» Extract to read
The pellet at first melts and tends to flow until it sets again. The flow
length is the total length of flow observed for the pellet plus the
remaining pellets diameter minus the pellet's initial diameter (0.6 cm.)
The flow length value is determined at any temperature between the melting
point and the decomposition temperature of the thermosetting powder.
Reference in this regard is made to FIG. 2 which illustrates the range of
suitable glass plate flow length values which the thermosetting dielectric
powder should have, e.g., 0.05 to about 0.35 cm. (100.degree. C.); about
0.05 to about 0.50 cm. (125.degree. C.); about 0.1 to about 0.65 cm.
(150.degree. C.); about 0.175 to about 0.70 cm. (180.degree. C.); about
0.30 to about 0.80 cm. (225.degree. C.); about 0.35 to about 0.90 cm.
(250.degree. C.). Suitable glass plate flow lengths for any temperature
can be determined from the plot of FIG. 2, the ranges thereof being
bounded by lines A and B thereof.
Referring to FIG. 3, there is shown a continuous in-line fabrication line
60 having a coil of sheet metal 61 suitable to use as a substrate for a
metal printed wiring board. Some suitable sheet metals include sheet
steel, copper, aluminum and alloys of the foregoing. For the fabrication
of flexible printed circuits the thickness of sheet metal ranges from 1 to
7 mils. If the sheet metal is less than 1 mil, there is a mechanical
difficulty in handling the sheet metal leading to creasing thereof, as
well as difficulty in defining the printed wiring substrates such as by
stamping. Also, the resultant printed wiring substrate which would be a
poor support for the ultimate dielectric coating and metallization, as
well as being of poor dimensional stability. If the sheet metal is greater
than 7 mils, then it would not be practical for a flexible printed circuit
board since the flexibility is lost or greatly diminished with boards
having a metal substrate in excess of 7 mils in thickness. It is to be
noted hereat that metal substrates of up to 7 mils in thickness inherently
have poor edge coverage of their through-holes unless the subject
invention is employed. Reference is made to FIG. 4 which is a plot of
various sheet steel (C1010 steel) substrates which have been
electrostatically coated with a thermosetting epoxy powder which did not
have the requisite viscosity or glass plate flow length value. The powder
had a glass plate flow length value of 0.7 cm. at 150.degree. C. As can be
seen from FIG. 4, a metal substrate up to 10 mils in thickness does not
get adequate edge coverage. This inadequacy is due to the fact that in
relatively thin metal substrates (1 to 10 mils thick), the surface tension
effect dominates upon the melting of the coating powder. If the powder
does not have the desired fluid characteristics, the surface tension
effects at the sharp edges of the through-holes predominates and causes
the melt (molten powder) to pull away therefrom, thereby leading to a poor
edge coverage.

» Required task 1
Answer each question from the powder-coating excerpt.
(a) What is the pellet's initial diameter?
(b) Which sheet metals are named as suitable for the substrate?
(c) What glass plate flow length value did the powder used for FIG. 4 have, and at what temperature?
» Required task 2
According to the powder-coating excerpt, why do thin metal substrates get poor edge coverage at their through-holes? Answer in one to three sentences.
» Required task 3
Copy the powder-coating excerpt from "(150.degree. C.); about" to "and B thereof.".
The material that follows this excerpt has no connection to the powder-coating excerpt.

» Dataset extract
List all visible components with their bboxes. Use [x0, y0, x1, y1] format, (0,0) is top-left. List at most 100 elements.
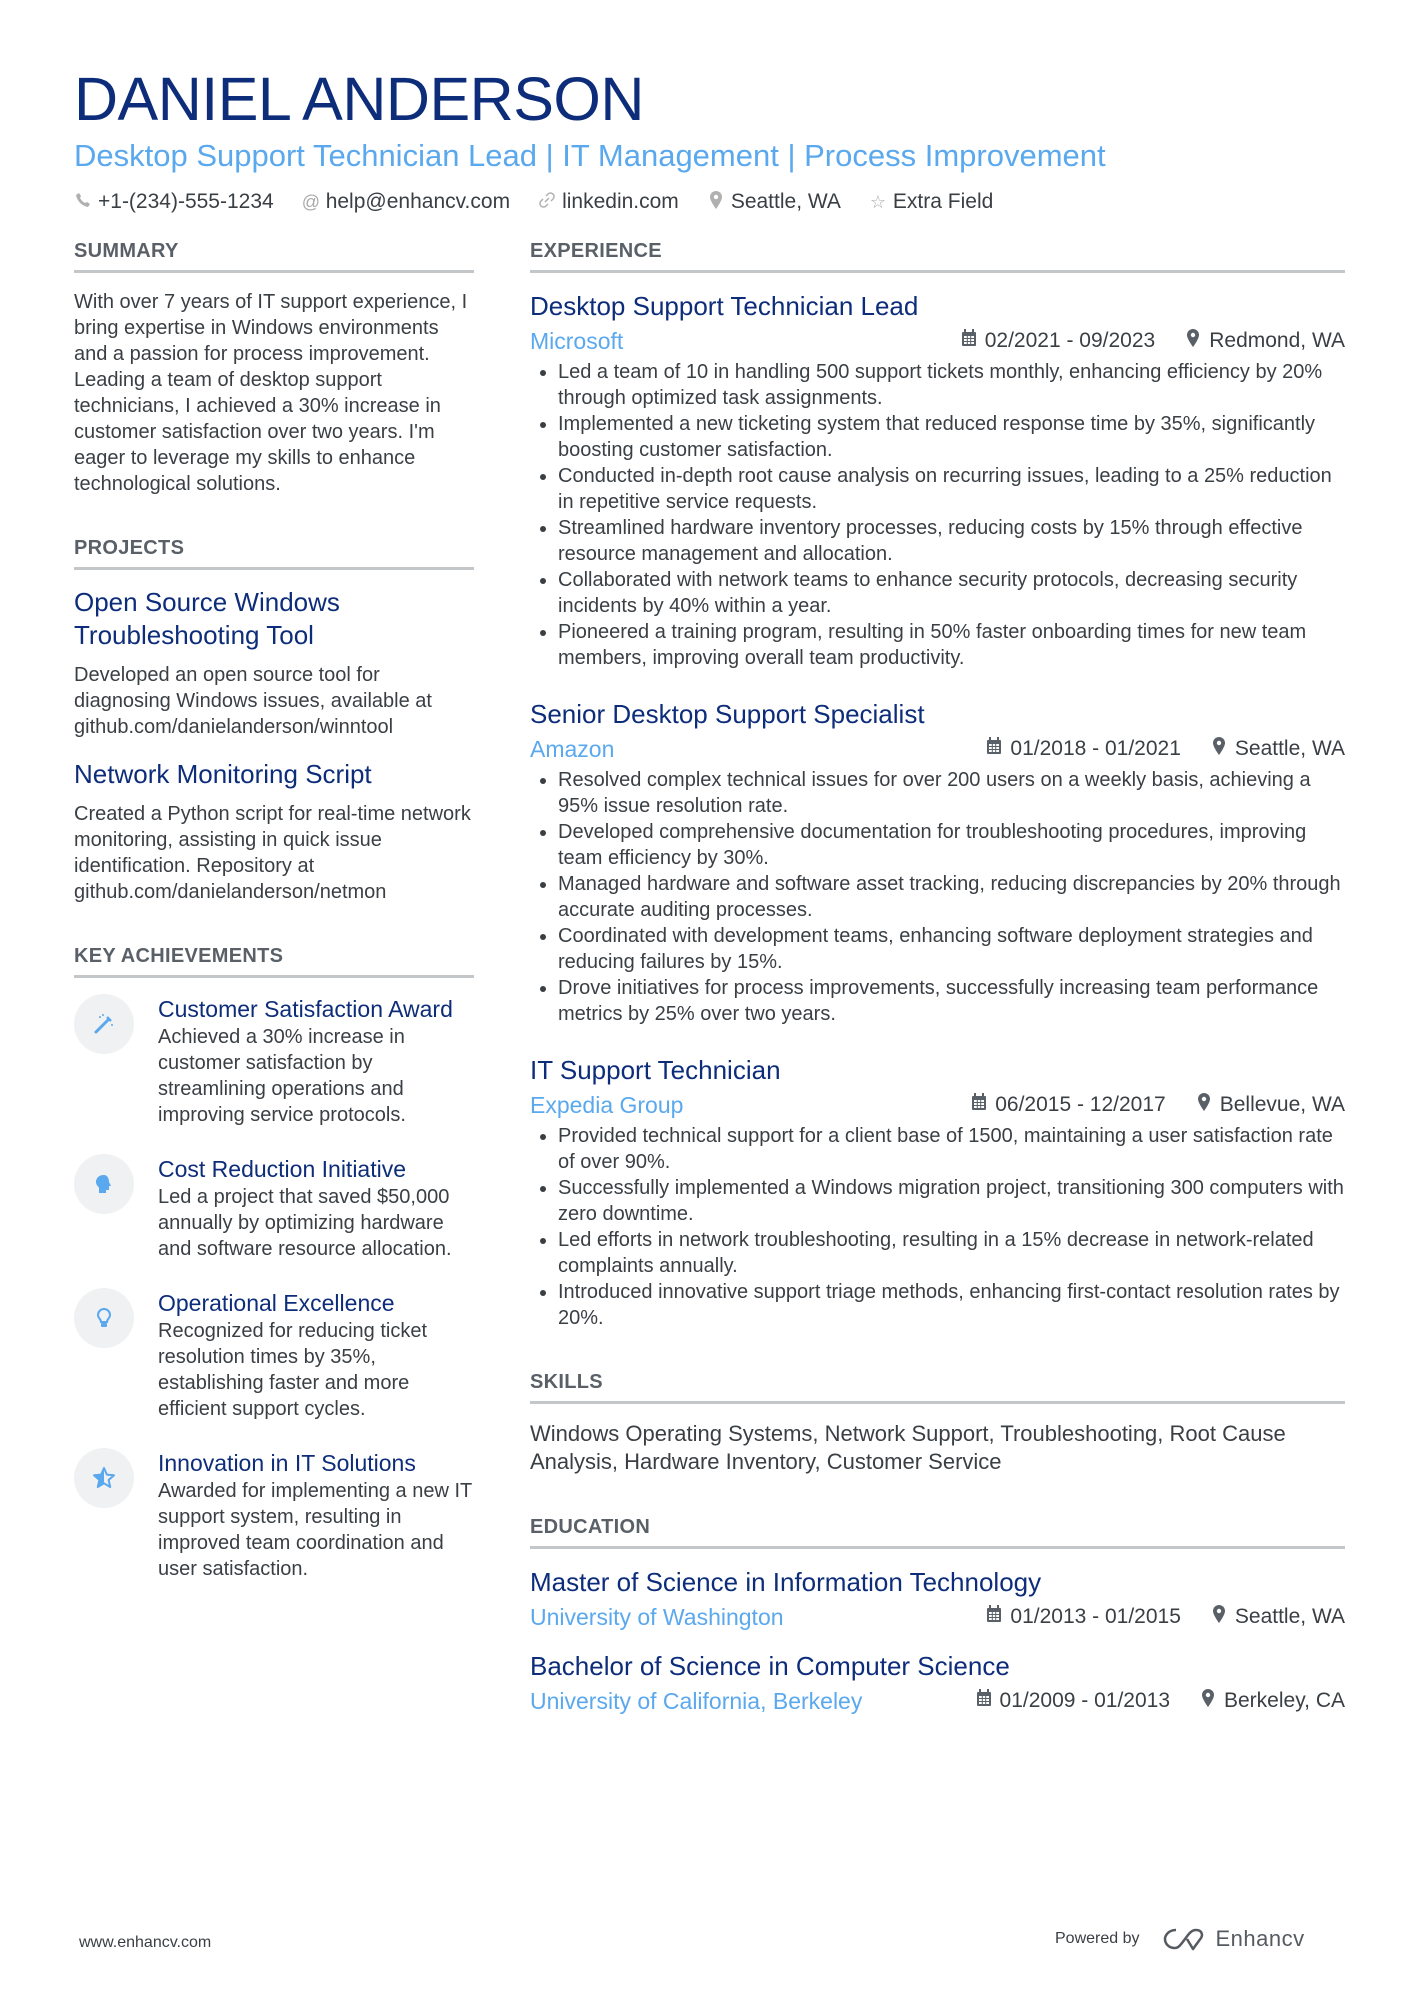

» Full solution 1
(a) 0.6 cm.
(b) Sheet steel, copper, aluminum and alloys of these.
(c) 0.7 cm. at 150°C.

» Full solution 2
In substrates 1 to 10 mils thick, surface tension dominates once the coating powder melts. If the powder lacks the desired fluid characteristics, surface tension at the sharp edges of the through-holes makes the molten powder pull away from them. This leaves the edges poorly covered.

» Full solution 3
(150.degree. C.); about 0.175 to about 0.70 cm. (180.degree. C.); about
0.30 to about 0.80 cm. (225.degree. C.); about 0.35 to about 0.90 cm.
(250.degree. C.). Suitable glass plate flow lengths for any temperature
can be determined from the plot of FIG. 2, the ranges thereof being
bounded by lines A and B thereof.